TASK STATEMENT> Your task is to gather the lines below that hold the string "декабря".

EXTRACTED RECORDS>
Begin

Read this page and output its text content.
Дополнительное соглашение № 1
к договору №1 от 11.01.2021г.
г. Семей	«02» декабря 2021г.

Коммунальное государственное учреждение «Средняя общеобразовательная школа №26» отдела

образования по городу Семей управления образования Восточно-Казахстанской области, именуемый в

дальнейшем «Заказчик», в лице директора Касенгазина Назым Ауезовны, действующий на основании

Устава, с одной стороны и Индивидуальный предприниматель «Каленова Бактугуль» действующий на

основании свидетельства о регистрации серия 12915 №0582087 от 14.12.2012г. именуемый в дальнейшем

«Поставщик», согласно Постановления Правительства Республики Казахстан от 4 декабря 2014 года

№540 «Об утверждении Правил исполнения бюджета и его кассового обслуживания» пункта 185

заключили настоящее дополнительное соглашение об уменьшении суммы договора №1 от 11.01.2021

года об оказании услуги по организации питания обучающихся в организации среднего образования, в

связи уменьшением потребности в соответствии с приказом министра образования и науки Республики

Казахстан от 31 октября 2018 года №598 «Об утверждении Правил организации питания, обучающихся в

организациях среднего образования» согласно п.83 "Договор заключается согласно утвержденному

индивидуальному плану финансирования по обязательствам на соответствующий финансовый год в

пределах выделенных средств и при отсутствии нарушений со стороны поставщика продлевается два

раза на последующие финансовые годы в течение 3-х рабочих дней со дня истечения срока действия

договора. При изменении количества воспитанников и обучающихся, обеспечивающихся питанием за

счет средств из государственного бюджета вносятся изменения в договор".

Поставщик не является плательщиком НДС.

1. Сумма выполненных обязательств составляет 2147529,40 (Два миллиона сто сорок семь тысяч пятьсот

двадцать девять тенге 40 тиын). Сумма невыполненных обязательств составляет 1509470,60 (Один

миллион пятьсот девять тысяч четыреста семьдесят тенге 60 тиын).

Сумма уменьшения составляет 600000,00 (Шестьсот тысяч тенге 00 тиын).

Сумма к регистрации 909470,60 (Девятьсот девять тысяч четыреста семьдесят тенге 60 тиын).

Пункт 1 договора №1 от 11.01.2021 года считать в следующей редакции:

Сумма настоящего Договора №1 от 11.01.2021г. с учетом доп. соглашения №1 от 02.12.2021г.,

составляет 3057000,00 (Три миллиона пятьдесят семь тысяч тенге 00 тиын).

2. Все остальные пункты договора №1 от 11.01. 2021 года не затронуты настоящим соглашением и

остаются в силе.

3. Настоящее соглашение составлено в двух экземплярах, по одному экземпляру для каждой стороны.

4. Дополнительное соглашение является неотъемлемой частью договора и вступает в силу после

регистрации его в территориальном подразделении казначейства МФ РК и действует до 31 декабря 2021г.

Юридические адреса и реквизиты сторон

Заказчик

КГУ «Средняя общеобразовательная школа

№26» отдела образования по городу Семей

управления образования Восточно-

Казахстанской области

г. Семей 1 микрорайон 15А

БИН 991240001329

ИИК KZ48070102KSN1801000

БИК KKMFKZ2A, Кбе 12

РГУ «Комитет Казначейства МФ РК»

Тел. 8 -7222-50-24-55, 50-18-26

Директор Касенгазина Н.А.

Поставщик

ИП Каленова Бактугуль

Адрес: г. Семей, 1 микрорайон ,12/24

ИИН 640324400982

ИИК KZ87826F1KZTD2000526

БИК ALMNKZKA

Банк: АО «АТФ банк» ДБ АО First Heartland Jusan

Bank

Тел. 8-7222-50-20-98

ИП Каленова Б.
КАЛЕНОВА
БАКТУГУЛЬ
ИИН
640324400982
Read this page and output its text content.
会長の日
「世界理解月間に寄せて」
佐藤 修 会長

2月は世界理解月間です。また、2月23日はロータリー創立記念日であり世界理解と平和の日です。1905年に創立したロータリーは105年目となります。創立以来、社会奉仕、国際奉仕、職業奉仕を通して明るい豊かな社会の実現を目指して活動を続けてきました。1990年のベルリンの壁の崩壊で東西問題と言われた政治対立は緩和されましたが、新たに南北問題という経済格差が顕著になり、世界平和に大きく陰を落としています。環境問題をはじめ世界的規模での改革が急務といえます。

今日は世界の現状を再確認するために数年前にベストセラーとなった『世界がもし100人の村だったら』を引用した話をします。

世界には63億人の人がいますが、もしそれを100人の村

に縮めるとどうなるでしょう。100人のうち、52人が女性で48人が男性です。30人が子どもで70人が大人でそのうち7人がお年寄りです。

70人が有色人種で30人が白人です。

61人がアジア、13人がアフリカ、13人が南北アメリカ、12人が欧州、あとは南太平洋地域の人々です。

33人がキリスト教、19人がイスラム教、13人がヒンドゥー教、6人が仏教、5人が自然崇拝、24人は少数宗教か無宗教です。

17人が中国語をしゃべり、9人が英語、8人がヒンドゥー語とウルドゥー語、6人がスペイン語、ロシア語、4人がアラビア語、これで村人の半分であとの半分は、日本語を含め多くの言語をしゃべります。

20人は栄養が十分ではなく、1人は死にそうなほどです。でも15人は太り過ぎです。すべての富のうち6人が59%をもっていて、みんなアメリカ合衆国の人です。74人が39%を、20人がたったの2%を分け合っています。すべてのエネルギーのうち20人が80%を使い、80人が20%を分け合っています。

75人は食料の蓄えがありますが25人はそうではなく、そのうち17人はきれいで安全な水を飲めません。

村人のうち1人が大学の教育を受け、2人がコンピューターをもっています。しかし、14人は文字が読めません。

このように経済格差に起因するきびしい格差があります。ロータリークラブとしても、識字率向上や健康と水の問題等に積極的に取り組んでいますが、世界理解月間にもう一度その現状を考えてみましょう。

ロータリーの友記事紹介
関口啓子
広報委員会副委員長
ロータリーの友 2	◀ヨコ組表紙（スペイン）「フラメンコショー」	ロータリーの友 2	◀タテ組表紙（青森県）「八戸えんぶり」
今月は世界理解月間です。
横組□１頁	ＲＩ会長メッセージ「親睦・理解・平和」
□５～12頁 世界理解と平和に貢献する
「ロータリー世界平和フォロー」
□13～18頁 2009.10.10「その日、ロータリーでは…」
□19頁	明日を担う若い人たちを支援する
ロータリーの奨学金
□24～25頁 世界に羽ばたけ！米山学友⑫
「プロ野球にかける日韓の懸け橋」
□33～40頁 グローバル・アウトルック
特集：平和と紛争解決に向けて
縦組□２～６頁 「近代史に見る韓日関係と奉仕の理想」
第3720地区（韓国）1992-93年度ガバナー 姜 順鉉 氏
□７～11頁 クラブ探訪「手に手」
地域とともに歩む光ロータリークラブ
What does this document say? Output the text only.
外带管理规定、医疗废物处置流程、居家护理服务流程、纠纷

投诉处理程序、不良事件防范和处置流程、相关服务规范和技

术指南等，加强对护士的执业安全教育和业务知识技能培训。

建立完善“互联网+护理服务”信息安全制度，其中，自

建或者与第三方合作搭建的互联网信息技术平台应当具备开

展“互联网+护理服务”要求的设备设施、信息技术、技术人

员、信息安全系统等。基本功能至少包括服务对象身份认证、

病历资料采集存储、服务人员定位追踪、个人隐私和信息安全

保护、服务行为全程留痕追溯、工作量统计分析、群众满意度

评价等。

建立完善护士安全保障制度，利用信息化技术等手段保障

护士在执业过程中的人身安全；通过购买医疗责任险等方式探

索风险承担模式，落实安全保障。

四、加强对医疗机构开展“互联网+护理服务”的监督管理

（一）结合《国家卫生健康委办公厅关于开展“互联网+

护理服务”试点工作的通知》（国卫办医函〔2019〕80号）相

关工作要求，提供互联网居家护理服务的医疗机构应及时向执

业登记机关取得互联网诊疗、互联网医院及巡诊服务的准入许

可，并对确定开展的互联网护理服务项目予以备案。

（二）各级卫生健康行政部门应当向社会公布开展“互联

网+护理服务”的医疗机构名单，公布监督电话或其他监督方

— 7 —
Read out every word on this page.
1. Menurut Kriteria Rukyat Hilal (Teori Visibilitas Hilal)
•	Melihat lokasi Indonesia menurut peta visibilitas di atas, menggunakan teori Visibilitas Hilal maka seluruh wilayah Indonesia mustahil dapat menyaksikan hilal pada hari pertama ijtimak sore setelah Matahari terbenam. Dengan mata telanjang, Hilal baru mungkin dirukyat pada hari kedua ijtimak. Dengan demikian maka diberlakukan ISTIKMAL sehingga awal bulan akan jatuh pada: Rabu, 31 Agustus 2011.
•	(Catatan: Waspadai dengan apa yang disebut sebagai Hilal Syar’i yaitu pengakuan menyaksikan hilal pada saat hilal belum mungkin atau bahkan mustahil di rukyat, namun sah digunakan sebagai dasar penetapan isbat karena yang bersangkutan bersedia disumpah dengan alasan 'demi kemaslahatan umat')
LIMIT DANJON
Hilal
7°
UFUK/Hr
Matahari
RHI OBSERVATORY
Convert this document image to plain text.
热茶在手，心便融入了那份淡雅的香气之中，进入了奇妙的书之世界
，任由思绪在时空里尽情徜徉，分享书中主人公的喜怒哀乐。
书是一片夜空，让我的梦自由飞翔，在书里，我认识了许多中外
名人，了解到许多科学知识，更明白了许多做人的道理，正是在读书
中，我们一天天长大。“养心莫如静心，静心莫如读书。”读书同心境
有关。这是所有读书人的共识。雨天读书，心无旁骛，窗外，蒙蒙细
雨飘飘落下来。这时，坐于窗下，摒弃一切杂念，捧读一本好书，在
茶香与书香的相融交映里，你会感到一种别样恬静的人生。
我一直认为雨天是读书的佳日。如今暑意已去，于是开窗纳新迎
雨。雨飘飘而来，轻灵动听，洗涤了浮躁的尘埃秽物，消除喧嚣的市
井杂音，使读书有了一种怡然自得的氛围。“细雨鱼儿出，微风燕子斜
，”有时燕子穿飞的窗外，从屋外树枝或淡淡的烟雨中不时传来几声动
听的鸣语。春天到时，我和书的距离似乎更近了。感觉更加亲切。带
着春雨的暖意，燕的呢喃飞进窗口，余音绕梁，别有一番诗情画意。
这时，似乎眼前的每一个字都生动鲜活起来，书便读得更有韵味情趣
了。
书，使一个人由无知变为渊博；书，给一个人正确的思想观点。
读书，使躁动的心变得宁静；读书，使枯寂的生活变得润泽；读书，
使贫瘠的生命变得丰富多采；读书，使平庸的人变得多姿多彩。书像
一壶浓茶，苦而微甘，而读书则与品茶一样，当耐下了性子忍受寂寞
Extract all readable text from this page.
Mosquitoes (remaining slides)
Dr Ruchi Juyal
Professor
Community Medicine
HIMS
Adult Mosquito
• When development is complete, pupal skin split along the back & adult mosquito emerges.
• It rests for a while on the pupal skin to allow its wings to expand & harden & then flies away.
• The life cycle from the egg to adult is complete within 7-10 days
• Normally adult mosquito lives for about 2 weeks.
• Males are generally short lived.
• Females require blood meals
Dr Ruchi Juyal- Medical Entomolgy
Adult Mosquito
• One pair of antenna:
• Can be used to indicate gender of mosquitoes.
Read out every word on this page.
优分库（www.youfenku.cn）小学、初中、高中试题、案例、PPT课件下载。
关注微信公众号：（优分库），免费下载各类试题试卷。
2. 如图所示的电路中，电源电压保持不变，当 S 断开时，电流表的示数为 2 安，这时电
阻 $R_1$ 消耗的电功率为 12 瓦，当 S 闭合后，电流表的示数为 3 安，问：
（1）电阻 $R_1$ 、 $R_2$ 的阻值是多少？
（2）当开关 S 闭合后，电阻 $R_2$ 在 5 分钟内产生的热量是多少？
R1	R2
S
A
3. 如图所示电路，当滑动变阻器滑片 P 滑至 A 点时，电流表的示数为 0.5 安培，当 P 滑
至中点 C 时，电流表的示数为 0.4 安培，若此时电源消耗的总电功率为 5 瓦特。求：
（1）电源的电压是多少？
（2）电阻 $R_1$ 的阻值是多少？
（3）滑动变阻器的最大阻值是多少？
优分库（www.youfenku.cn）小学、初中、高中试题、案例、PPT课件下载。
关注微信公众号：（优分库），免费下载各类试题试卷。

End

THE COMPLETED TASK>
г. Семей	«02» декабря 2021г.
«Поставщик», согласно Постановления Правительства Республики Казахстан от 4 декабря 2014 года
регистрации его в территориальном подразделении казначейства МФ РК и действует до 31 декабря 2021г.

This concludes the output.